[start PROVIDED PASSAGE]

Since its inception, Hadoop has been a leader in accessible, open-source software, but its role in computing has since been changed by the rise of big data and the demand for systems to handle applications in real-time.
Where it all began
When Hadoop was first built , its creators sought to replicate an infrastructure introduced by Google in a paper on MapReduce. This strategy found a way to allow several computers to simultaneously work on a problem, which solved the bulk of computer server problems at the time. Before Hadoop’s scale-out storage model, computers tended to “starve” each other in operations. In completing a task, one computer had to wait for another, which was already waiting for something from a different computer, and this chain of waiting often led to lock ups and poor synchronization. Monte Zweben, the CEO of Splice Machine, told TDWI that to get all these computers to work together you “pretty much needed a PhD in distributed systems in computer science.”
Google’s paper on the MapReduce model provided a technique to solve this issue, and the days of needing a PhD to figure out how to synchronize different computers faded fast. This innovation was bolstered by Hadoop’s creators in the open-source community who wanted to make this method accessible to anyone who needed it. With Hadoop, they were able to recreate what Google had accomplished in its MapReduce computation engine and in its Bigtable database, which is a distributed storage system for structured data. This allowed programmers to take advantage of this new computing structure to solve their synchronization issues. These days, there are new issues to tackle.

[end PROVIDED PASSAGE]

DIRECTION 1: Summarize the passage on Hadoop's origins in two sentences.
DIRECTION 2: According to the passage on Hadoop's origins, what is Bigtable?
The records that follow were drawn from a separate source.

[start DATA EXTRACT]

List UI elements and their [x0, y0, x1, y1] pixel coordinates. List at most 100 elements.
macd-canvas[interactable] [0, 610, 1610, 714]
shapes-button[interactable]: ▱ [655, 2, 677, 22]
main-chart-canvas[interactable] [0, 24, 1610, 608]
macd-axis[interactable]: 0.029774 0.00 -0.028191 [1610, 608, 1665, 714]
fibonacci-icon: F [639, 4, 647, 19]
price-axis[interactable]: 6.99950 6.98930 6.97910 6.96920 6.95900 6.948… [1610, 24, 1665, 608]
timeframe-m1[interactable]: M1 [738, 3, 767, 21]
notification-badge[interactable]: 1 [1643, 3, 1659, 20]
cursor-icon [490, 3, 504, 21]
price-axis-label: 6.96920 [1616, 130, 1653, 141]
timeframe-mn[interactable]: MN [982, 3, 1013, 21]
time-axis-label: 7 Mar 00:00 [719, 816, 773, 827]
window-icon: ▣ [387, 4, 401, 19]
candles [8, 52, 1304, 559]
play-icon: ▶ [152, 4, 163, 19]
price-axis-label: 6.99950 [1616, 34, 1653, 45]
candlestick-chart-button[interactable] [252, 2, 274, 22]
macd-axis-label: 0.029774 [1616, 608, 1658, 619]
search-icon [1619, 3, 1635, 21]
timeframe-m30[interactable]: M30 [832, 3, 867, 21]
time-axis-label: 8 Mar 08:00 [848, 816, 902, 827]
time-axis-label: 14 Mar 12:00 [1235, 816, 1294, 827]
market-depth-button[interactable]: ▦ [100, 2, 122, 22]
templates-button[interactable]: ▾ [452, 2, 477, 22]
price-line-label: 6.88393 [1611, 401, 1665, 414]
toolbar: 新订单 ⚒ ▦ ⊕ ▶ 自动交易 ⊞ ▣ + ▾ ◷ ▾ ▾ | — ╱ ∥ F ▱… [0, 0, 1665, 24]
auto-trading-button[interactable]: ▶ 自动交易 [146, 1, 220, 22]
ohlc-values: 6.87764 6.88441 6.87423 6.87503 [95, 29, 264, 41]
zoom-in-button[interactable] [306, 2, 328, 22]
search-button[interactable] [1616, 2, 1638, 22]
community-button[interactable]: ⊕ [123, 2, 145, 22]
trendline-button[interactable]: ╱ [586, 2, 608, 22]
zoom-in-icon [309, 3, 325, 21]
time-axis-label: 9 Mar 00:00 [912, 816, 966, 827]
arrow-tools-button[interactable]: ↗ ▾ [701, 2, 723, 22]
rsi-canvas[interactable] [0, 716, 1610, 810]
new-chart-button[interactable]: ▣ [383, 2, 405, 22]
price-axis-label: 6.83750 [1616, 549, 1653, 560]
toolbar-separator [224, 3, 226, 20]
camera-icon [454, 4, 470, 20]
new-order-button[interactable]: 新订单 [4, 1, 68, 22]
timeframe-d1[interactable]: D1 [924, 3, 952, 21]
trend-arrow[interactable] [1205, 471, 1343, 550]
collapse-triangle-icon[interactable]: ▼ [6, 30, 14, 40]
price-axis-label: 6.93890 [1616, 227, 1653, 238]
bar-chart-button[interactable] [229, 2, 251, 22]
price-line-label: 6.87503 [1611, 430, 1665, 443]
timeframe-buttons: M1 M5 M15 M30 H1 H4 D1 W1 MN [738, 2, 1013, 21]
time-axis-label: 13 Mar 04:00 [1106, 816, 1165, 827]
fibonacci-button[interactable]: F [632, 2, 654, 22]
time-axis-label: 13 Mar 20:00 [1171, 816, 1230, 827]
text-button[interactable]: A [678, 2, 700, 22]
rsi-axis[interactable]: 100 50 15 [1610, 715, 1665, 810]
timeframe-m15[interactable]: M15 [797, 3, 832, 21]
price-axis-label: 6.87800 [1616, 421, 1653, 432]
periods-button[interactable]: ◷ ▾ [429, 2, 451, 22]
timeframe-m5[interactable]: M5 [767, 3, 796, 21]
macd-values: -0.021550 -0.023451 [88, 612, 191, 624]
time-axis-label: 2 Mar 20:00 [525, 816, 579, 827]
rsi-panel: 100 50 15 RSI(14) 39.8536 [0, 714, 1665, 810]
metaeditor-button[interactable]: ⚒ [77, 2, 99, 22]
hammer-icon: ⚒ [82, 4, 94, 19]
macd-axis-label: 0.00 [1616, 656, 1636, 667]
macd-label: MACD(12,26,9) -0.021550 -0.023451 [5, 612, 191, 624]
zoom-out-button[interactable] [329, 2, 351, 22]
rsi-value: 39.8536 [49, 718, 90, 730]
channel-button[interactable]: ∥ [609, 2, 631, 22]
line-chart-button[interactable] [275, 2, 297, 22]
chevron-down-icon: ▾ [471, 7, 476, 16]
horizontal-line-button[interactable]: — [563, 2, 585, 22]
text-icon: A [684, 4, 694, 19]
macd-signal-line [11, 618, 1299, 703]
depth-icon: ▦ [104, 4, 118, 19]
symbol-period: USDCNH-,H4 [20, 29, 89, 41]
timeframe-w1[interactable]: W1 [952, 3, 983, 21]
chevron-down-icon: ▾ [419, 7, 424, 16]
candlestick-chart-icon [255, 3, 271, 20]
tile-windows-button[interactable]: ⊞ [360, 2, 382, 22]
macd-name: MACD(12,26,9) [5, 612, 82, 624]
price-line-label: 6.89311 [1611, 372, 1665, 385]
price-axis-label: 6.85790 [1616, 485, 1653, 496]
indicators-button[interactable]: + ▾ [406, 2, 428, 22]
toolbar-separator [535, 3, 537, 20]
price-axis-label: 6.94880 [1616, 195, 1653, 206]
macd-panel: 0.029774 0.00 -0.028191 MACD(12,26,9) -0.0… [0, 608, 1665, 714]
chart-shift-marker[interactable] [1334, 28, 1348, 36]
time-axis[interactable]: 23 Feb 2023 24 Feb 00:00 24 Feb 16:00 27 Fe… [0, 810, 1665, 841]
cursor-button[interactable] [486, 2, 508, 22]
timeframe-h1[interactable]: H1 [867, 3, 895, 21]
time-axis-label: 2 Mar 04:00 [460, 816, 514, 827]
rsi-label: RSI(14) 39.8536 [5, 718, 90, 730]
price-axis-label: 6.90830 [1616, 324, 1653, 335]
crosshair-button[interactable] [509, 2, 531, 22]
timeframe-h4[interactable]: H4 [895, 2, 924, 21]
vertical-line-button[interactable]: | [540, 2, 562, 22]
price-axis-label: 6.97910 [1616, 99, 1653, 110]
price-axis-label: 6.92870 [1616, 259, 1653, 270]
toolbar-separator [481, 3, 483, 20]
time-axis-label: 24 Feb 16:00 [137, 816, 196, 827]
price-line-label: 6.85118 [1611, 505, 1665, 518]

[end DATA EXTRACT]

CORRECT OUTPUT 1: Hadoop's creators set out to replicate the infrastructure Google described in its MapReduce paper, which let several computers work on a problem at once and resolved the waiting chains that had caused lock ups and poor synchronization. Working in the open-source community, they recreated Google's MapReduce computation engine and Bigtable database so that programmers anywhere could use this structure to solve their synchronization issues.

CORRECT OUTPUT 2: Bigtable is Google's database, a distributed storage system for structured data.